Instruction = Copy out the listing below without changing a character, and leave out the picture.
[Begin Dataset content]
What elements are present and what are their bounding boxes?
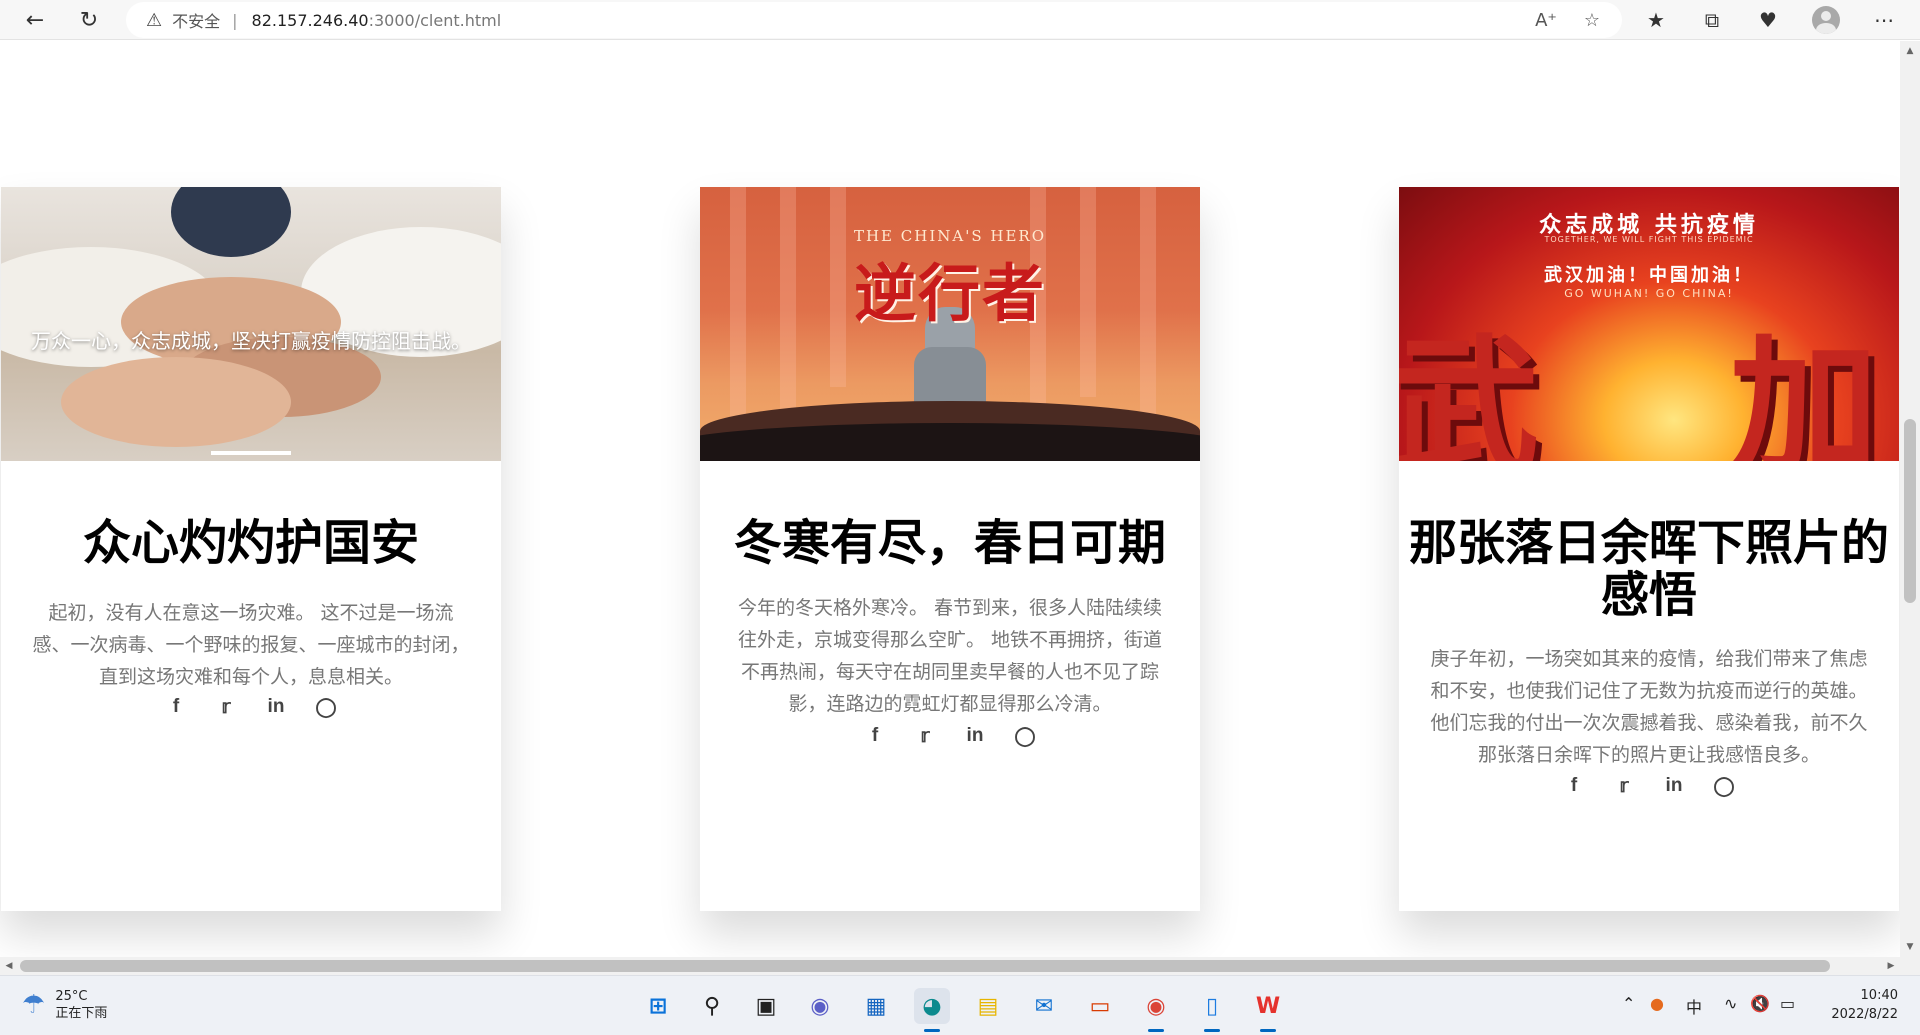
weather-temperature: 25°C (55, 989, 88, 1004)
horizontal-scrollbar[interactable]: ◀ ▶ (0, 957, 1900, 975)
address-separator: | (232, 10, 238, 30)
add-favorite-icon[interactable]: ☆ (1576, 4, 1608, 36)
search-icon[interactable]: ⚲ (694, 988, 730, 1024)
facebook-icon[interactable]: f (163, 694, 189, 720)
[End Dataset content]
Written response =
What elements are present and what are their bounding boxes?
weather-temperature: 25°C (55, 989, 88, 1004)
horizontal-scrollbar[interactable]: ◀ ▶ (0, 957, 1900, 975)
address-separator: | (232, 10, 238, 30)
add-favorite-icon[interactable]: ☆ (1576, 4, 1608, 36)
search-icon[interactable]: ⚲ (694, 988, 730, 1024)
facebook-icon[interactable]: f (163, 694, 189, 720)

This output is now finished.